Goal of the exercise :: Check every line of the material below for the string "JSON", and return the ones that have it.

[Extracted records]

** Begin **

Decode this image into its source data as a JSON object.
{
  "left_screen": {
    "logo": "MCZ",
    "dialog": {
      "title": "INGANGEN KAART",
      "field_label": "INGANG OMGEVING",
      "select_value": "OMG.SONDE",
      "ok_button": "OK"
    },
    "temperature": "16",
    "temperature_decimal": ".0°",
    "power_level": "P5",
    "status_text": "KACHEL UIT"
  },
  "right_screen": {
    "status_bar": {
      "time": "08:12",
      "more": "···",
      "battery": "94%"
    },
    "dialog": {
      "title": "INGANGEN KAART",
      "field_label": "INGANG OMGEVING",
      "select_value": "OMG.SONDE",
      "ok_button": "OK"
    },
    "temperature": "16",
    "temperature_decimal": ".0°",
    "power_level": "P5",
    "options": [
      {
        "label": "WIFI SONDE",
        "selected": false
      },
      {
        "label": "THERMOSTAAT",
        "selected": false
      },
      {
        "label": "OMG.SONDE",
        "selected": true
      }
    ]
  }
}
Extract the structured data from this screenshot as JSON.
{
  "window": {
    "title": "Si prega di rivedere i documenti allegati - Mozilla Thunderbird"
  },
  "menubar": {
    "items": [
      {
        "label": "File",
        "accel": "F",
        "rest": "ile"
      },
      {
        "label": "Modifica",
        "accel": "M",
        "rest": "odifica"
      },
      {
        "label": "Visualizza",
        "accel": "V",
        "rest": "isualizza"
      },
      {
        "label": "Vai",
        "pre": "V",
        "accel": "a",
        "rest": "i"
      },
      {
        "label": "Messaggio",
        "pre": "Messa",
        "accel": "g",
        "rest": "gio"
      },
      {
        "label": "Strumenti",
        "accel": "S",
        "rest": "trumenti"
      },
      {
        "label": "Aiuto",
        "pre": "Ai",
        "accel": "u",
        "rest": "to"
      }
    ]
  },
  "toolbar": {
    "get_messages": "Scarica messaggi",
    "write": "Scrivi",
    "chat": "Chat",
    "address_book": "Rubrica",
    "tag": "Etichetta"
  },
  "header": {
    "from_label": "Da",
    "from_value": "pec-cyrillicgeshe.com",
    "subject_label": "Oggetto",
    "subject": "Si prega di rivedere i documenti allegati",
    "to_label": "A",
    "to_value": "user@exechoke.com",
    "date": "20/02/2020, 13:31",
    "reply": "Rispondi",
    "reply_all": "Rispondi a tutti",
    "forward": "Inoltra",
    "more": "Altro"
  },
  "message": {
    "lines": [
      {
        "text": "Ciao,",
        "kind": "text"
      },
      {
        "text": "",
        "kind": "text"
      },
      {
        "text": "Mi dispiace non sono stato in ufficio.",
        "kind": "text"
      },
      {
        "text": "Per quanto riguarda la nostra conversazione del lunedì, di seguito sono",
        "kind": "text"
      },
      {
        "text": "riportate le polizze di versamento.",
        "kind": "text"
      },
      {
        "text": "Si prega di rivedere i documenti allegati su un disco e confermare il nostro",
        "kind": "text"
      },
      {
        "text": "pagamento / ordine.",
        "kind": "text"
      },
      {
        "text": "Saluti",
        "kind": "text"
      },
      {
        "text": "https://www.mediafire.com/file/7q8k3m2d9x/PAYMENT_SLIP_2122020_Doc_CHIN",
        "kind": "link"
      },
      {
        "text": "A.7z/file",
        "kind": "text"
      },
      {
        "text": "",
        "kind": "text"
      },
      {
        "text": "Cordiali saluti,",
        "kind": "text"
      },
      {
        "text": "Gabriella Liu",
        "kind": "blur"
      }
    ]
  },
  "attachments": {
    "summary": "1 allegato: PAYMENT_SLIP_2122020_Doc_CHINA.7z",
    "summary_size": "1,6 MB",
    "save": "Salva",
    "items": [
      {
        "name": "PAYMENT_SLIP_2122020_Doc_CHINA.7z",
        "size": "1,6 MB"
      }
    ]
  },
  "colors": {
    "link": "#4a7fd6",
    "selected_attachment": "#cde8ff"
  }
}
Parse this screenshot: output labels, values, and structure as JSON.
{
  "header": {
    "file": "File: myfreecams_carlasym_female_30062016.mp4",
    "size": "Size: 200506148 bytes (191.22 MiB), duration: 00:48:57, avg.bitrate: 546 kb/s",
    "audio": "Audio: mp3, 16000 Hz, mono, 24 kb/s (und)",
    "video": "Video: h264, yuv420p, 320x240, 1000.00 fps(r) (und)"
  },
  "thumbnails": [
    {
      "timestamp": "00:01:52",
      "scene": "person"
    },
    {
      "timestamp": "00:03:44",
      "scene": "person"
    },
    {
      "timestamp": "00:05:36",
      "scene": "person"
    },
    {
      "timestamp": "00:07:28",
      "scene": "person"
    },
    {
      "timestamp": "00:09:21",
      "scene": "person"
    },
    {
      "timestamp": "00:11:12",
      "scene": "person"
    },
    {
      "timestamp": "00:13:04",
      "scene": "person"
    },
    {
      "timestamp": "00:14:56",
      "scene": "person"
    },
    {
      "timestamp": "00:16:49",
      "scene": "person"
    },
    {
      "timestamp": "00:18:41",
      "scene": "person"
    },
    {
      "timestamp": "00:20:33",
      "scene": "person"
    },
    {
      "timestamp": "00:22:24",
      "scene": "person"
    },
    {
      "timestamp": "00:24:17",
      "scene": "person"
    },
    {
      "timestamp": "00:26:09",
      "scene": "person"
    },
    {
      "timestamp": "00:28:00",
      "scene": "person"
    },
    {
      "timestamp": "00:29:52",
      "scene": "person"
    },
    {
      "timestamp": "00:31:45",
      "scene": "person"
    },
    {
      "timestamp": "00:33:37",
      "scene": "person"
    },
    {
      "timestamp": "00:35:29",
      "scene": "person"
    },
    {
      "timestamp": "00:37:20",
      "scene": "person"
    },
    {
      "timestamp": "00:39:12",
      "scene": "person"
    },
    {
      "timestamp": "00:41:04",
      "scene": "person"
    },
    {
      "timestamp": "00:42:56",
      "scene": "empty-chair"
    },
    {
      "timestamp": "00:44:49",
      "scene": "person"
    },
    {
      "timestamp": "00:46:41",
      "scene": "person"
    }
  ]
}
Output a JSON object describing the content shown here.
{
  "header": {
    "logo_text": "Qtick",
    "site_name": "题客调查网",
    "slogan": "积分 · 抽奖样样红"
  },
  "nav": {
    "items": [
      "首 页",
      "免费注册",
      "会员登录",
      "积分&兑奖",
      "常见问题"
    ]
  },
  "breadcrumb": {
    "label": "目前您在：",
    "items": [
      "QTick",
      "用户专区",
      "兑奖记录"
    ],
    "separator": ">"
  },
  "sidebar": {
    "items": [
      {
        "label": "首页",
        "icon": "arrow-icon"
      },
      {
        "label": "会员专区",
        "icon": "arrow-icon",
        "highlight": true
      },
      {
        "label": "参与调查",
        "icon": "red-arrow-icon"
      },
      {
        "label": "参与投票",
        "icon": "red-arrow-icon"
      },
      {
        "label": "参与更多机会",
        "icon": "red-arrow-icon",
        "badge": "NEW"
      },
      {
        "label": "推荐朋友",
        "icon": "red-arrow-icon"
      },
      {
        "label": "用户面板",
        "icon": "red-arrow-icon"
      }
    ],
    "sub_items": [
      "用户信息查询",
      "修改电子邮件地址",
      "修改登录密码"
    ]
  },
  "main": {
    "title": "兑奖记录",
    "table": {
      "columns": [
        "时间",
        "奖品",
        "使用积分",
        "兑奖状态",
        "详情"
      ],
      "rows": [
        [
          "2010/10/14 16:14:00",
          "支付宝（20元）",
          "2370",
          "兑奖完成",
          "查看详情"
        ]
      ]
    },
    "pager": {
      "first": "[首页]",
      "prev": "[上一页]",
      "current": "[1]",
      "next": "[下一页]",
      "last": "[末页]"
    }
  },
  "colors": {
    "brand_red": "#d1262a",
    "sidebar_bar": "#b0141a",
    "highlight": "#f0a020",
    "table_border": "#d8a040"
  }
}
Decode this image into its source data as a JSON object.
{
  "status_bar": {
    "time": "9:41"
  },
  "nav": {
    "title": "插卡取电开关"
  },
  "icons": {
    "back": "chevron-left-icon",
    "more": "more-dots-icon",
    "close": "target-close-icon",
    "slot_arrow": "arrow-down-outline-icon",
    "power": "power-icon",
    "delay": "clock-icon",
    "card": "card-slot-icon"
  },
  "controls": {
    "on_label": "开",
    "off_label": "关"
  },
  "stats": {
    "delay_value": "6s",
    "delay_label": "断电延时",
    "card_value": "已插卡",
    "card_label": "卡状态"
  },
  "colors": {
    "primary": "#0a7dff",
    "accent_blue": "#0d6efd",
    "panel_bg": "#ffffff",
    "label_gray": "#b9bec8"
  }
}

** End **

Task response ::
Decode this image into its source data as a JSON object.
Extract the structured data from this screenshot as JSON.
Parse this screenshot: output labels, values, and structure as JSON.
Output a JSON object describing the content shown here.
Decode this image into its source data as a JSON object.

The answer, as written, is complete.